RECORDS PROVIDED:
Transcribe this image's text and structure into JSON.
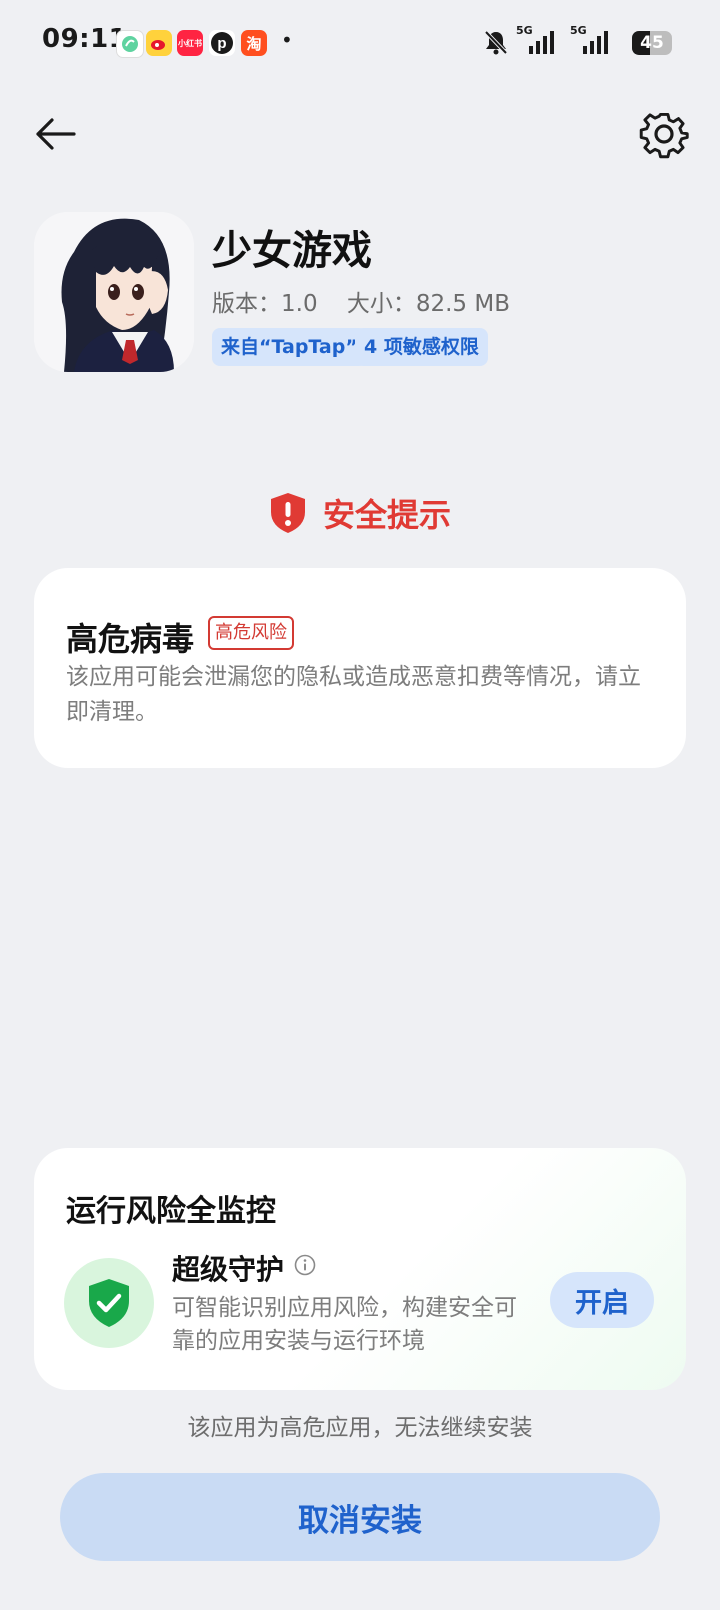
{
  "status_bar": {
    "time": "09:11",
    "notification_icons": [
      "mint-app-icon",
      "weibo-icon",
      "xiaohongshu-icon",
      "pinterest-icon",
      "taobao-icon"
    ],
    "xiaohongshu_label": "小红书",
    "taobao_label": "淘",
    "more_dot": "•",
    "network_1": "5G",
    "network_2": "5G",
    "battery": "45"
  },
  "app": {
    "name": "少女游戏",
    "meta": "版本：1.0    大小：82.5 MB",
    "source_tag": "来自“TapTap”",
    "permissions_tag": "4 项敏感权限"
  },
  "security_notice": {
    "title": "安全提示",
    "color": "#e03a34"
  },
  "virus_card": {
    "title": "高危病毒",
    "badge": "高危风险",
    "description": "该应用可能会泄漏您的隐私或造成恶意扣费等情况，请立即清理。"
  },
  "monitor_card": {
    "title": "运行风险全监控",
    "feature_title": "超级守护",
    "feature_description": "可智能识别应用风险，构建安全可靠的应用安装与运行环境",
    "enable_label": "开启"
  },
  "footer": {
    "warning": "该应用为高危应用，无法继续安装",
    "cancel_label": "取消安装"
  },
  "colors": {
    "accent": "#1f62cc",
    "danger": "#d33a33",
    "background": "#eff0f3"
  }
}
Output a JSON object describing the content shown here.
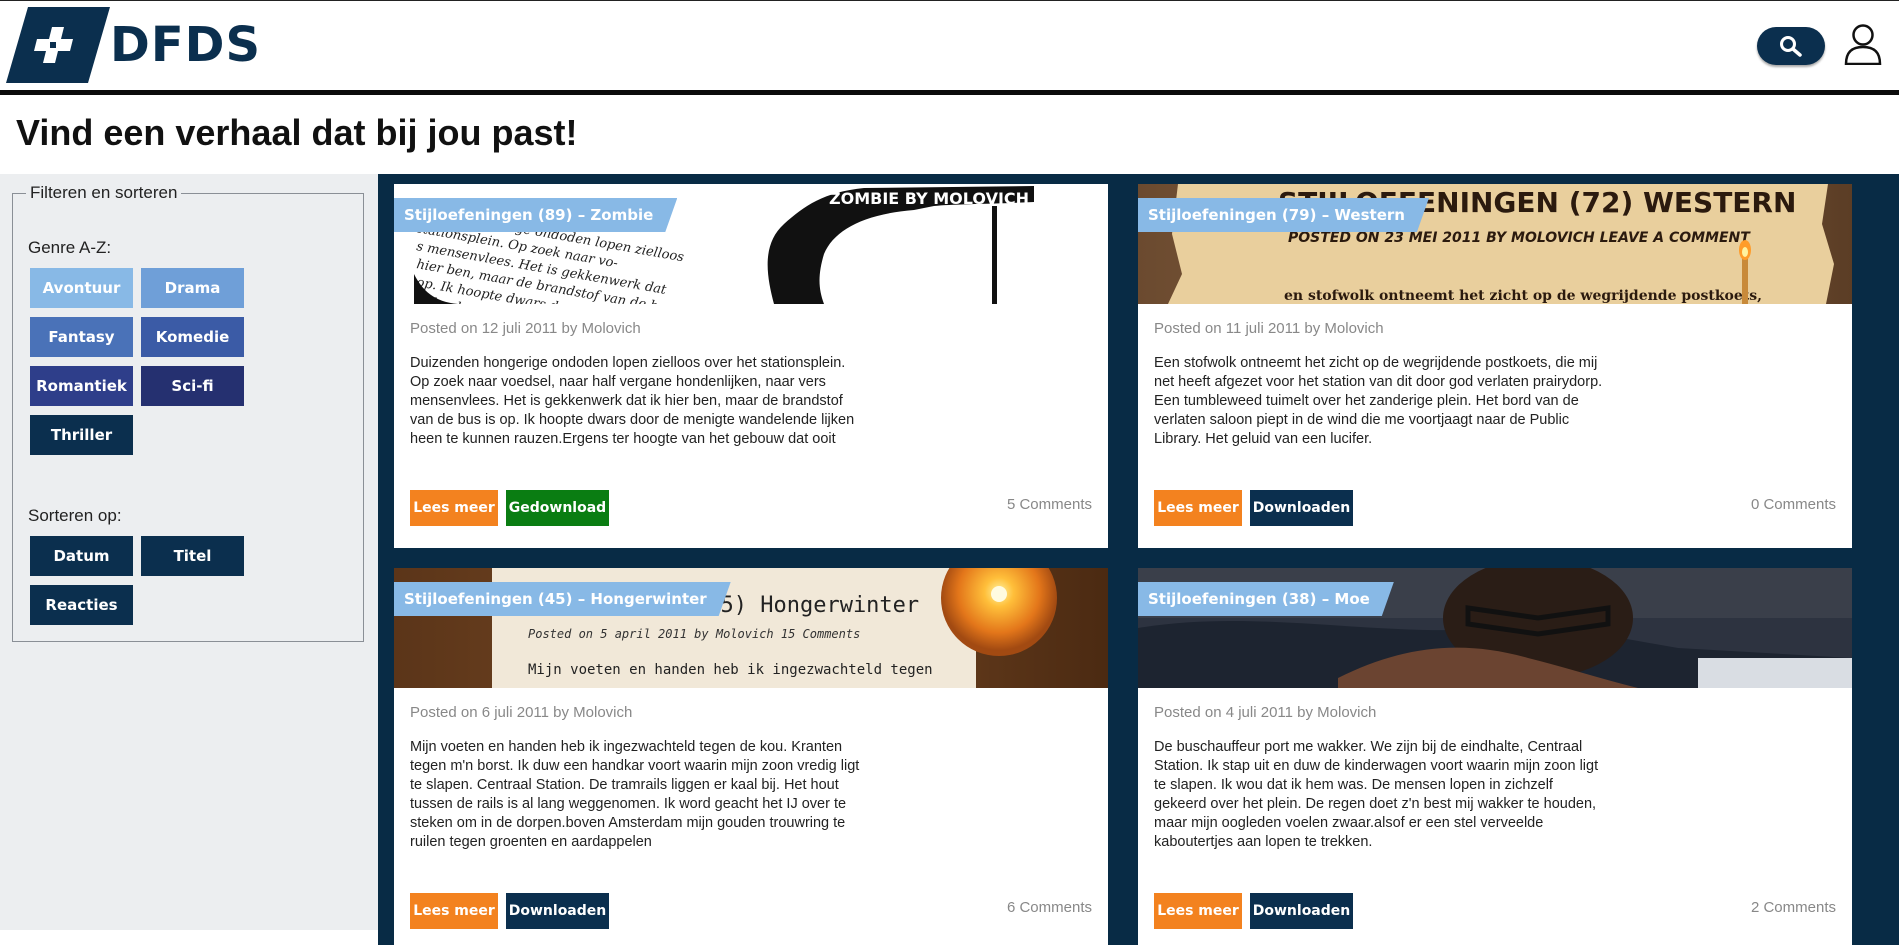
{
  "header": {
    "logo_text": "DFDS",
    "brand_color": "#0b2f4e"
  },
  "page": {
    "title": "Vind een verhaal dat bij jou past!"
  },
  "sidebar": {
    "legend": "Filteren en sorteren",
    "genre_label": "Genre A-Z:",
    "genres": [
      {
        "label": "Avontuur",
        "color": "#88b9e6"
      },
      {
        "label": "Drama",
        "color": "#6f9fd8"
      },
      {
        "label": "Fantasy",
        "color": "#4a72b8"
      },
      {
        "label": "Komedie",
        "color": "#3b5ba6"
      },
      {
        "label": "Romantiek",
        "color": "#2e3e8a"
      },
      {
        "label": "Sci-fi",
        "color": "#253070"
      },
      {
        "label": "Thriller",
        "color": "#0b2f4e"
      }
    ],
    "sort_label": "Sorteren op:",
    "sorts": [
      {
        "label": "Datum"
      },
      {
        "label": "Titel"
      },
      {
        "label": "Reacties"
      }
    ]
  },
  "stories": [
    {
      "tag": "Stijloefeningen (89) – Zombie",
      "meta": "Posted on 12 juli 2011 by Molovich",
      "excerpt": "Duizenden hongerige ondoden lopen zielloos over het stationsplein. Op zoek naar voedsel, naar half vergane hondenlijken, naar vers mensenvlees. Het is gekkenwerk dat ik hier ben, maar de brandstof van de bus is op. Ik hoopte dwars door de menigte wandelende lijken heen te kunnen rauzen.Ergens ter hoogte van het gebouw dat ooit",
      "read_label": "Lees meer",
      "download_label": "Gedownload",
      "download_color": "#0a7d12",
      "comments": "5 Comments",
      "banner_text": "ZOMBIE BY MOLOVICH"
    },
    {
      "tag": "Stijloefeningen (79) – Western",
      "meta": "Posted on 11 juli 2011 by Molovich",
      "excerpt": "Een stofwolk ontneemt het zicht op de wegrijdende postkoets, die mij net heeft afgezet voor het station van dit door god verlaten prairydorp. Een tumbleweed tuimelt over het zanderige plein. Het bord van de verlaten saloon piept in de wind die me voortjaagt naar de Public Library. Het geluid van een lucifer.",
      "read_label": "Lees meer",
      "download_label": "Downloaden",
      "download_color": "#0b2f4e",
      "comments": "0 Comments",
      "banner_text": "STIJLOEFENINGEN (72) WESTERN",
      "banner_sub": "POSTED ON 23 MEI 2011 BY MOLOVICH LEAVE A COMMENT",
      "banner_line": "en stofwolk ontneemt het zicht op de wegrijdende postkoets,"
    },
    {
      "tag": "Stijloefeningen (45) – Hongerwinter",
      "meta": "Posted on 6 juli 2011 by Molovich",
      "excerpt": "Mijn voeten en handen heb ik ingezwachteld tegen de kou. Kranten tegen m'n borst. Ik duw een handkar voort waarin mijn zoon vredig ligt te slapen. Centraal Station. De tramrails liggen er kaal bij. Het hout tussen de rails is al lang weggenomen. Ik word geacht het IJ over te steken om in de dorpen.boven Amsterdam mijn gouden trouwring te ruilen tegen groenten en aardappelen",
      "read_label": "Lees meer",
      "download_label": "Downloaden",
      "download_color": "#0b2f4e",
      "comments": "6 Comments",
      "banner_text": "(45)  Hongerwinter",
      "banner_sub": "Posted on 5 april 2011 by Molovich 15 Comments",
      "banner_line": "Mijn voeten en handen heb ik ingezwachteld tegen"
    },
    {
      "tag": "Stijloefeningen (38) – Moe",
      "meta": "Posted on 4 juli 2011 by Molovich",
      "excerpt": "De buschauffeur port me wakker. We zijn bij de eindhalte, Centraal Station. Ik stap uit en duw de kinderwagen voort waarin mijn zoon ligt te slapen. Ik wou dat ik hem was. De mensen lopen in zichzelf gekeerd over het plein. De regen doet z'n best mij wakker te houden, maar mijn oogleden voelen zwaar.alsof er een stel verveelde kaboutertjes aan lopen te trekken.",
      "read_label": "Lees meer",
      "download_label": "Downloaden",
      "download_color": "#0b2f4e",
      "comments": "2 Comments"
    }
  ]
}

* * *

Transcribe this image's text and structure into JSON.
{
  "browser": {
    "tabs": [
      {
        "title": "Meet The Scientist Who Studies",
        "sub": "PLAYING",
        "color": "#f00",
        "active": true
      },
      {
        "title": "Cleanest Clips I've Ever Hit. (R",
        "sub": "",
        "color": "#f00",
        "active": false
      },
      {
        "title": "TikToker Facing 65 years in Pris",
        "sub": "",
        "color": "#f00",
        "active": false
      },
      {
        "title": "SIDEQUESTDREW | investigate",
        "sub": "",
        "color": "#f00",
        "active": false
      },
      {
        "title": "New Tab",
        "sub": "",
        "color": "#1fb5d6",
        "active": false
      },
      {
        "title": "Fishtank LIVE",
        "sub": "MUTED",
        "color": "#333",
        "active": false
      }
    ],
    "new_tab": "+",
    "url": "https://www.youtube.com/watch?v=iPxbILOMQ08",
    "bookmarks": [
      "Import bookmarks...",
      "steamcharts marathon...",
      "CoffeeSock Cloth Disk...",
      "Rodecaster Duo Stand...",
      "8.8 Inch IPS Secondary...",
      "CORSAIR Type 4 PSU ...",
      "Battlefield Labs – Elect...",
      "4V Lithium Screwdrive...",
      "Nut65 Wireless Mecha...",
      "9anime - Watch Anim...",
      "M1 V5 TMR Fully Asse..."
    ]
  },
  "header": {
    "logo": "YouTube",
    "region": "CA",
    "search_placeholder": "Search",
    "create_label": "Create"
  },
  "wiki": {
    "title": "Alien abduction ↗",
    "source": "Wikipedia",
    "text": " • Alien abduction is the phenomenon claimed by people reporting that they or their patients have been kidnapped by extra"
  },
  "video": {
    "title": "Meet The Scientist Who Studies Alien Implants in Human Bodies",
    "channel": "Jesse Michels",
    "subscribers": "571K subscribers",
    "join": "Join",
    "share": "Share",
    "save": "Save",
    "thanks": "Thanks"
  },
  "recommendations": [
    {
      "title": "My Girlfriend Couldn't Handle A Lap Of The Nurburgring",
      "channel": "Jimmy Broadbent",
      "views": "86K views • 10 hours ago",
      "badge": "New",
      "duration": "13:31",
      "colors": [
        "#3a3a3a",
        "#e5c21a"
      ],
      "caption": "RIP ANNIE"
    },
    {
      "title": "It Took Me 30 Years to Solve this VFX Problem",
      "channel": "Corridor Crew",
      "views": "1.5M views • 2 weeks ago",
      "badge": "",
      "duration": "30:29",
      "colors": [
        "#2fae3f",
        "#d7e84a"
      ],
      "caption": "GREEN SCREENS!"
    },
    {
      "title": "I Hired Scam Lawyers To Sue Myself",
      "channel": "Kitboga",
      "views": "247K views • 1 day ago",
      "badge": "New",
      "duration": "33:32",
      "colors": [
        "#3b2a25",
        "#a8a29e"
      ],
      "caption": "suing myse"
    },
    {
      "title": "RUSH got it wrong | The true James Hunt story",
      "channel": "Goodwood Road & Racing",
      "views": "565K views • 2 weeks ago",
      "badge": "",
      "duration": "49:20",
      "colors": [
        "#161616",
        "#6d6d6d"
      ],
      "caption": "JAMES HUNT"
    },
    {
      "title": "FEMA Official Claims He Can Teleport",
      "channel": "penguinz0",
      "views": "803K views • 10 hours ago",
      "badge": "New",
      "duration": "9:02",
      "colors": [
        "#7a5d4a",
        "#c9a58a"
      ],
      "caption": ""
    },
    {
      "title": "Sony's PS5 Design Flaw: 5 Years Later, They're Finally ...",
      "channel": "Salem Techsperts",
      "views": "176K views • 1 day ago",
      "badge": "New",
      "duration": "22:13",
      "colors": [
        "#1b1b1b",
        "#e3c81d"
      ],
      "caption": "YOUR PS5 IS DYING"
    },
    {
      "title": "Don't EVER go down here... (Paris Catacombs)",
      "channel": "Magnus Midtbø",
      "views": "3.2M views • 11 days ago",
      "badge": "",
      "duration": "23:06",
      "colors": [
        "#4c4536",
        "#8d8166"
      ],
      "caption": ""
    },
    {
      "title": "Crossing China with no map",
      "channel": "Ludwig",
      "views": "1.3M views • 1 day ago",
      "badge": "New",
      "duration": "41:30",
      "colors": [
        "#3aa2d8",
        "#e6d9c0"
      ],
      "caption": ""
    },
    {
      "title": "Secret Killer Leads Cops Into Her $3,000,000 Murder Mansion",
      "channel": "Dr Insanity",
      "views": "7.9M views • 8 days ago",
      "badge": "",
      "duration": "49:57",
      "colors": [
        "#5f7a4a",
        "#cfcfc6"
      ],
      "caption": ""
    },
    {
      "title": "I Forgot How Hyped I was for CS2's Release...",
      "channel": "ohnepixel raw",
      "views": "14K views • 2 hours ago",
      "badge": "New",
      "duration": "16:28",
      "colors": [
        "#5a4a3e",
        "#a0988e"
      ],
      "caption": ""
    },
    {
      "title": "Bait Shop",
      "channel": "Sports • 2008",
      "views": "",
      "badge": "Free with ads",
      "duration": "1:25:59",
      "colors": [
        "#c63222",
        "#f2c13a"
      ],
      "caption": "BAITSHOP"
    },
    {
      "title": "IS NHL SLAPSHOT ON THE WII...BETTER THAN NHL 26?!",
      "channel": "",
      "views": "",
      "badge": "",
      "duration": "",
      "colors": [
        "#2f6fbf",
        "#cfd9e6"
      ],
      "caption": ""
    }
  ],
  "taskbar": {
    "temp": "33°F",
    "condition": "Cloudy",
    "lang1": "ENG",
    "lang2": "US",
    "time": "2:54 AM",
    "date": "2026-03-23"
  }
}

ASSIGNED TASK: A single number is the whole answer: the tally of lines in the entries that hold "meta".

EXERCISE RESULT: 5